[Instructions for the task]
From the entries provided below, copy each line that contains the word "content".

[Records shown]

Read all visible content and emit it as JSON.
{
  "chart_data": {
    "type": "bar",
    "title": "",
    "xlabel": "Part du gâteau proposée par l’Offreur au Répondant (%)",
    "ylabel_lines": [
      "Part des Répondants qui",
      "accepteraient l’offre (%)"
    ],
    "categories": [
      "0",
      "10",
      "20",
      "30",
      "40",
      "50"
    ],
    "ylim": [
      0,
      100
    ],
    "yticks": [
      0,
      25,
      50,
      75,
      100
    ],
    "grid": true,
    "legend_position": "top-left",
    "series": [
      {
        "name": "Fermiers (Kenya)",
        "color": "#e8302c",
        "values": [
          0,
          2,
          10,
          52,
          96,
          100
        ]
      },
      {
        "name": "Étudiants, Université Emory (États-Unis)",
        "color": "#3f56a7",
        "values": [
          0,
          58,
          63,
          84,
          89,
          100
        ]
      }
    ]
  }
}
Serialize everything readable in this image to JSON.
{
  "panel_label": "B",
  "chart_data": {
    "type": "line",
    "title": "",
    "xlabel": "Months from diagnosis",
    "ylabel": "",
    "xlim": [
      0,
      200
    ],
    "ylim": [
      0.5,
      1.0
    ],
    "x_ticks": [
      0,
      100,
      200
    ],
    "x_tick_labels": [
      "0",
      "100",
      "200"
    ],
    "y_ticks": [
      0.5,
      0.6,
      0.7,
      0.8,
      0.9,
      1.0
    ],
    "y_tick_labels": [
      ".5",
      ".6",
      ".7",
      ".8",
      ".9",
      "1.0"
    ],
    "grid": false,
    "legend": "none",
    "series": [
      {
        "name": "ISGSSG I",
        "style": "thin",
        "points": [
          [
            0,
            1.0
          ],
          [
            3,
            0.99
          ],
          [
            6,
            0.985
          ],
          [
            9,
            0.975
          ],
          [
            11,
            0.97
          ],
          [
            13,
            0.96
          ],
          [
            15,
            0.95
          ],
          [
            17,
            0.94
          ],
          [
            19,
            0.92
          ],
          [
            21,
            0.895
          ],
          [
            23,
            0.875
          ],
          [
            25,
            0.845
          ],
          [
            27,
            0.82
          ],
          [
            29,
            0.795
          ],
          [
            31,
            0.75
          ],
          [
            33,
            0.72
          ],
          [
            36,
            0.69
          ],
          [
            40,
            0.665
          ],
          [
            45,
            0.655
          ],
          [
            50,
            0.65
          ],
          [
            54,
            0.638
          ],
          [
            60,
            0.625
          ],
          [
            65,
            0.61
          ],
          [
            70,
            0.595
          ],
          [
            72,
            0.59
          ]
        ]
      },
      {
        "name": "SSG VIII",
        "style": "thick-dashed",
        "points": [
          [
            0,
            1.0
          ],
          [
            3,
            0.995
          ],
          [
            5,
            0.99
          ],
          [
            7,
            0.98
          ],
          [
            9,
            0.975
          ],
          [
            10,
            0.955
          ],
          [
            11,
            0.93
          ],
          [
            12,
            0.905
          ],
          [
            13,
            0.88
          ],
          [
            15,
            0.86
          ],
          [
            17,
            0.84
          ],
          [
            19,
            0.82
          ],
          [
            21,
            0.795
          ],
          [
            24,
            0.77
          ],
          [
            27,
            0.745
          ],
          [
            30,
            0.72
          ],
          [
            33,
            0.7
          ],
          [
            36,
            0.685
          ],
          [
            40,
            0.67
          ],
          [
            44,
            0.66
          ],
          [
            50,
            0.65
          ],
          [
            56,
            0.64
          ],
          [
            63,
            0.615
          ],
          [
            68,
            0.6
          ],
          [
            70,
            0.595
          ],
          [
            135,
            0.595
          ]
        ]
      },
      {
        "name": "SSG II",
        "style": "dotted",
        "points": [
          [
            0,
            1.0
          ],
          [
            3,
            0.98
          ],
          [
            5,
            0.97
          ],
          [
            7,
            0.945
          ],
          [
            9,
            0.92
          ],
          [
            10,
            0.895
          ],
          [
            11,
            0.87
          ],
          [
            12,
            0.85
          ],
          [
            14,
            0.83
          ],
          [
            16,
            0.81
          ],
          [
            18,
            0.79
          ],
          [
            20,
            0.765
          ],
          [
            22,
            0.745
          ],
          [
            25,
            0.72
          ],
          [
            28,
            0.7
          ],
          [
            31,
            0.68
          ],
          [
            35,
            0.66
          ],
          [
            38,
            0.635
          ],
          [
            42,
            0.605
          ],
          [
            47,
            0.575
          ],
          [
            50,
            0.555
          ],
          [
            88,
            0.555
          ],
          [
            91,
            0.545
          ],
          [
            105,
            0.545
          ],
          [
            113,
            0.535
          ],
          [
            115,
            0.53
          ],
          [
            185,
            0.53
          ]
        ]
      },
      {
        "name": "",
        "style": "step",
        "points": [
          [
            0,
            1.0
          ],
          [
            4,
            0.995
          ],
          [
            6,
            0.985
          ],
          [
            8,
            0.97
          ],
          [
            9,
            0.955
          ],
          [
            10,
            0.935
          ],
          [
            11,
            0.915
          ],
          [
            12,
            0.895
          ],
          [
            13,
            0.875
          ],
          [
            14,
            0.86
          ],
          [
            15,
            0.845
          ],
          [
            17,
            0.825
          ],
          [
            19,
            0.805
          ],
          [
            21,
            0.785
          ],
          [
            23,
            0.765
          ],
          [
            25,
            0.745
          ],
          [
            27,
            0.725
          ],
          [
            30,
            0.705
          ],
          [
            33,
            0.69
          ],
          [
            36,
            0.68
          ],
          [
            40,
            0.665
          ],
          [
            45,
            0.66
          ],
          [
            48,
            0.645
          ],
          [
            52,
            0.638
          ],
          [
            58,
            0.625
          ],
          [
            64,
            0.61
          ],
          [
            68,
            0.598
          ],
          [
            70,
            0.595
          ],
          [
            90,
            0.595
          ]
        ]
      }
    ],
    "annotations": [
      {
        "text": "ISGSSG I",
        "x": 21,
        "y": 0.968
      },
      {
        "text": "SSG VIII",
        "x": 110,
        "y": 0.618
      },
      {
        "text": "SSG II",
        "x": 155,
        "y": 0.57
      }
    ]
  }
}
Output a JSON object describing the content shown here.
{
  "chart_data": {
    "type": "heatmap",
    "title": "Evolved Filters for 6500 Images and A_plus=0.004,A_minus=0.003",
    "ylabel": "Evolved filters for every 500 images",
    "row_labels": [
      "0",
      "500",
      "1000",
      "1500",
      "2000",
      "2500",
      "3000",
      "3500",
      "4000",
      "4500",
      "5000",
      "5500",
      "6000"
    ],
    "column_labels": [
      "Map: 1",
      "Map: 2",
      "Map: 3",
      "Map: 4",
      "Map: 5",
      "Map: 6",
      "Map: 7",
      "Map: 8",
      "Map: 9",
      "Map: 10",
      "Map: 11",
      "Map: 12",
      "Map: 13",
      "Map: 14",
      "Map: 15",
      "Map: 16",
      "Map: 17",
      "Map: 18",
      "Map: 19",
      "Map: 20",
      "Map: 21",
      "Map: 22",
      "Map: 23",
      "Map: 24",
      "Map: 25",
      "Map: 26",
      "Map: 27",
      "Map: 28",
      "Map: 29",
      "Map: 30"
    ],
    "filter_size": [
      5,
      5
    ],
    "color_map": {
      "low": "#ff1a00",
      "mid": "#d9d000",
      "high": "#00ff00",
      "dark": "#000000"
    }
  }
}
---
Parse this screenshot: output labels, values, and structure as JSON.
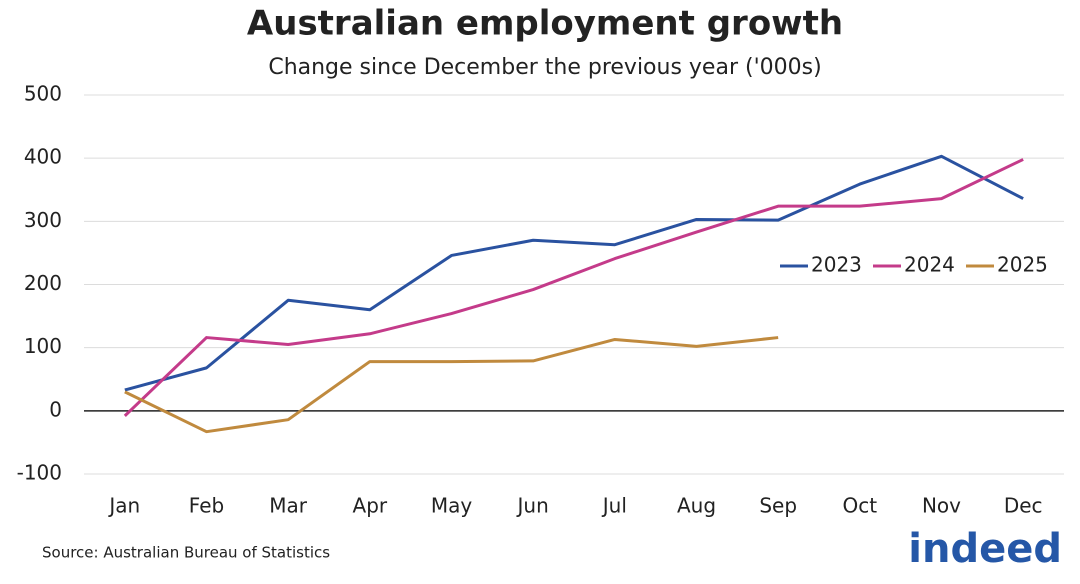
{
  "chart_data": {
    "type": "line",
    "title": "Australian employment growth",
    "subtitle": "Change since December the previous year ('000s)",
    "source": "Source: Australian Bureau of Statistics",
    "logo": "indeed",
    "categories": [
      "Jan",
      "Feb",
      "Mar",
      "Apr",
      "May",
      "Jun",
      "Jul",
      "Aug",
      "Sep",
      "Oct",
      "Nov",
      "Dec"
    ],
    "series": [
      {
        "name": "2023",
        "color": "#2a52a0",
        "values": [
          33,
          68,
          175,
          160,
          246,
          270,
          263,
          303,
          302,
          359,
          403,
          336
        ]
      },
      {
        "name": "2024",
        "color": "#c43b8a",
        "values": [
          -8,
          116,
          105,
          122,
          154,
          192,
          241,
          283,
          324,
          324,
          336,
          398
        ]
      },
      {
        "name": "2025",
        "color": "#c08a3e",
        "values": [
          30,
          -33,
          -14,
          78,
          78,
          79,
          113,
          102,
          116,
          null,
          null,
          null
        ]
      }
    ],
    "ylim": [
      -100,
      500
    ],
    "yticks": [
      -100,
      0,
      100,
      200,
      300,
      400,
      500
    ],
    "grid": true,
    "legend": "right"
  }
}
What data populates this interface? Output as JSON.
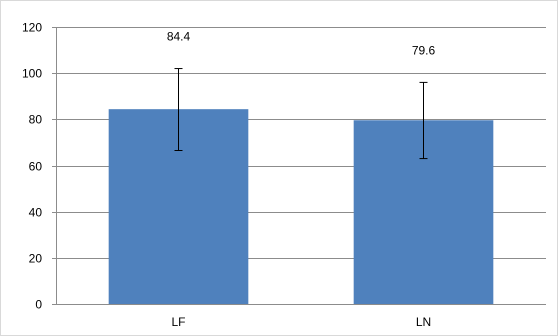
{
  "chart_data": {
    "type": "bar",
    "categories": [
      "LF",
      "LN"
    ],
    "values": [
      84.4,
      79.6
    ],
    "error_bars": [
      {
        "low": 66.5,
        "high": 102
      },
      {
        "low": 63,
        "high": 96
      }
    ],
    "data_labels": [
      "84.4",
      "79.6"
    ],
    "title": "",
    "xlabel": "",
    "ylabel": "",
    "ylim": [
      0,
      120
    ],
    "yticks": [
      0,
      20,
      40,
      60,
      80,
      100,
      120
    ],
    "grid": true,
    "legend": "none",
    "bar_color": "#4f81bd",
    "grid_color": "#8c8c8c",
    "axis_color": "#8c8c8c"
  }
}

[Result]
Read all visible content and emit it as JSON.
Output a JSON object describing the content shown here.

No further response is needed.